** start SUPPLIED MATERIAL **

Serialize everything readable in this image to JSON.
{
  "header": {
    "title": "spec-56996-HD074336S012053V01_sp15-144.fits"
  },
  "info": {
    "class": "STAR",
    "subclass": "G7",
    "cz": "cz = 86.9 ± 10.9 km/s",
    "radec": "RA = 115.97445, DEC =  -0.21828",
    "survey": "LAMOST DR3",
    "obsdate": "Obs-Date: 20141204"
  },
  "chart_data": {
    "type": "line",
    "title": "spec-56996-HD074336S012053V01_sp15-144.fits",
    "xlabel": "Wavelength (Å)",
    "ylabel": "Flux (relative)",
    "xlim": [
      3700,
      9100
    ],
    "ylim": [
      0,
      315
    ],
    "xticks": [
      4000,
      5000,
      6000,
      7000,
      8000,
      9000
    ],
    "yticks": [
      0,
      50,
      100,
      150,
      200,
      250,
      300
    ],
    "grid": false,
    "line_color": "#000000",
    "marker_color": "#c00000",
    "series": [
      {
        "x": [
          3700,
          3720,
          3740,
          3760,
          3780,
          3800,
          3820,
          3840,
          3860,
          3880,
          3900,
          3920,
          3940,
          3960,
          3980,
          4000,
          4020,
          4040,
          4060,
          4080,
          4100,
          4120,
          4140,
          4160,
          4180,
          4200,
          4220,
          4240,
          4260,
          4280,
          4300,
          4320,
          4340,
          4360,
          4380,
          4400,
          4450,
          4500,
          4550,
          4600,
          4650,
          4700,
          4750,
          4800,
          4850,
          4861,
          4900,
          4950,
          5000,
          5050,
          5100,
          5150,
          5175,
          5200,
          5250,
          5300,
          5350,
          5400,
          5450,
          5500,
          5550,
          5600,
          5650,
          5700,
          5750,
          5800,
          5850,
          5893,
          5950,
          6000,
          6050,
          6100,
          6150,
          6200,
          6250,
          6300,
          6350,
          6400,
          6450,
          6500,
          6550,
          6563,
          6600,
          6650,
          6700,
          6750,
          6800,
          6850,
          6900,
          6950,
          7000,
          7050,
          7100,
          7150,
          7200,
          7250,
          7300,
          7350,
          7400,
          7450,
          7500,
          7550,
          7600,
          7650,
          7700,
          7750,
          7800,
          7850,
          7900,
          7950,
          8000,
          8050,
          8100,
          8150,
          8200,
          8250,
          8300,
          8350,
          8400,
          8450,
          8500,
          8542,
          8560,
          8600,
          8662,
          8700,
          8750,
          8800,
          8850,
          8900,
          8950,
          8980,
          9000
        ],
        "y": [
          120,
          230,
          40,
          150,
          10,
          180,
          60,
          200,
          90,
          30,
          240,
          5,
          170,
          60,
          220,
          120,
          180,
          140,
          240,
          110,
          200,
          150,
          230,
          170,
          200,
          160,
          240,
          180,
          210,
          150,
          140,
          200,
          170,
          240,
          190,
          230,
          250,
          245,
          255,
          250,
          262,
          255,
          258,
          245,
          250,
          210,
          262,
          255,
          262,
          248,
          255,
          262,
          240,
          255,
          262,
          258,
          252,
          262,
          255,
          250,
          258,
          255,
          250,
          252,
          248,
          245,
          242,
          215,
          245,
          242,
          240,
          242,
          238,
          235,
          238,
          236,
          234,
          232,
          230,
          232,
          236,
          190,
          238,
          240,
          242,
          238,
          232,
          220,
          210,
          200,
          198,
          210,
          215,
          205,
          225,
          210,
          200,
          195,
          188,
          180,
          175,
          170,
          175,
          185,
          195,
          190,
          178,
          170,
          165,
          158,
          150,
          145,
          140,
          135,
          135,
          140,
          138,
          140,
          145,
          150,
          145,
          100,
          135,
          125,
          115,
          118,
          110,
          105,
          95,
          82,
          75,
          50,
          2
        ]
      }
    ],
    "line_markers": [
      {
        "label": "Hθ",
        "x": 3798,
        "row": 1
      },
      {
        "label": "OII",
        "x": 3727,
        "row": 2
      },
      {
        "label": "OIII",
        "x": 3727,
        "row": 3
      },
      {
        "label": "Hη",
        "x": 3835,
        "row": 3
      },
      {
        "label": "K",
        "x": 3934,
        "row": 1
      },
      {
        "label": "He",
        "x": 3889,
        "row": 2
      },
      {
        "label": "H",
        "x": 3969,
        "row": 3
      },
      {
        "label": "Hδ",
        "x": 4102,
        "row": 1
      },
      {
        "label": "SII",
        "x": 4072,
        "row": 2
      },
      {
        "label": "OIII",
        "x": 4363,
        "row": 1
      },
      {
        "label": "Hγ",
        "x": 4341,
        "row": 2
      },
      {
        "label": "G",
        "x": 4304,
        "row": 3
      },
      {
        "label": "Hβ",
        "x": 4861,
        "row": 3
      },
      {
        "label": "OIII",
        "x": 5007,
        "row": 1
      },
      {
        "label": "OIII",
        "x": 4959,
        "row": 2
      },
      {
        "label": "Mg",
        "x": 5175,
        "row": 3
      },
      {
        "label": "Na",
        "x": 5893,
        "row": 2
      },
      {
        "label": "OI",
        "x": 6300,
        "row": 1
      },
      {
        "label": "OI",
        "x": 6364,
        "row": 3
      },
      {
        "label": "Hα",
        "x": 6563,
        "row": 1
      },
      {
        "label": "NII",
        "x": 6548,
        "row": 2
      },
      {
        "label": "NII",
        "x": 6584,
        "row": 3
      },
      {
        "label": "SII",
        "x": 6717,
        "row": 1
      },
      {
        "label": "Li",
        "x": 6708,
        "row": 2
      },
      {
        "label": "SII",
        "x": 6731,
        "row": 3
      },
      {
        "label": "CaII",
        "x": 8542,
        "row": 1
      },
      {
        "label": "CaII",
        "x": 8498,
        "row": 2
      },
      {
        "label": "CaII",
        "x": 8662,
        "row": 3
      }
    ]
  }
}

** end SUPPLIED MATERIAL **

EXERCISE PROMPT
Look for "title" and pull out every line that has it.

RIGHT ANSWER
    "title": "spec-56996-HD074336S012053V01_sp15-144.fits"
    "title": "spec-56996-HD074336S012053V01_sp15-144.fits",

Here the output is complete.